Repeat the full listing below verbatim and keep the images out.

Extracted data entries
● ● ● ● ● ● ●

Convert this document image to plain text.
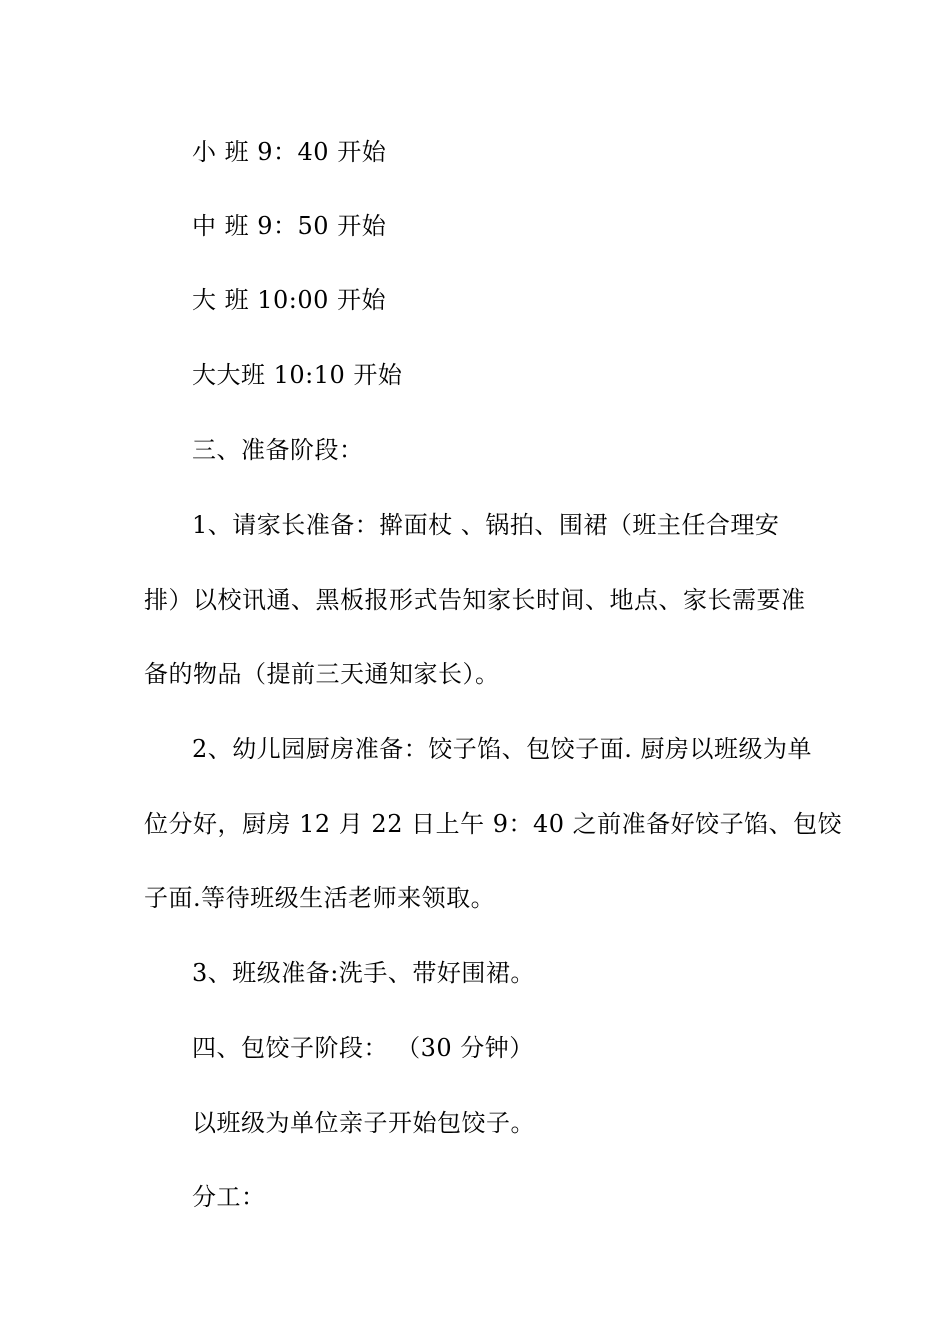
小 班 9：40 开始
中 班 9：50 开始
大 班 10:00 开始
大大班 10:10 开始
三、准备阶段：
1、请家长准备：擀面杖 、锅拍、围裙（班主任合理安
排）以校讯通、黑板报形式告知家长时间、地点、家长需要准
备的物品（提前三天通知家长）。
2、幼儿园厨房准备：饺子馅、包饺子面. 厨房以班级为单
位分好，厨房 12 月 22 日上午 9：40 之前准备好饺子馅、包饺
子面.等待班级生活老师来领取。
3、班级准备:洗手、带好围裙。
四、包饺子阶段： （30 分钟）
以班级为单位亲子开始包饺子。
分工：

● ● ● ● ● ● ●

== Full solution ==
Convert this document image to plain text.
小 班 9：40 开始
中 班 9：50 开始
大 班 10:00 开始
大大班 10:10 开始
三、准备阶段：
1、请家长准备：擀面杖 、锅拍、围裙（班主任合理安
排）以校讯通、黑板报形式告知家长时间、地点、家长需要准
备的物品（提前三天通知家长）。
2、幼儿园厨房准备：饺子馅、包饺子面. 厨房以班级为单
位分好，厨房 12 月 22 日上午 9：40 之前准备好饺子馅、包饺
子面.等待班级生活老师来领取。
3、班级准备:洗手、带好围裙。
四、包饺子阶段： （30 分钟）
以班级为单位亲子开始包饺子。
分工：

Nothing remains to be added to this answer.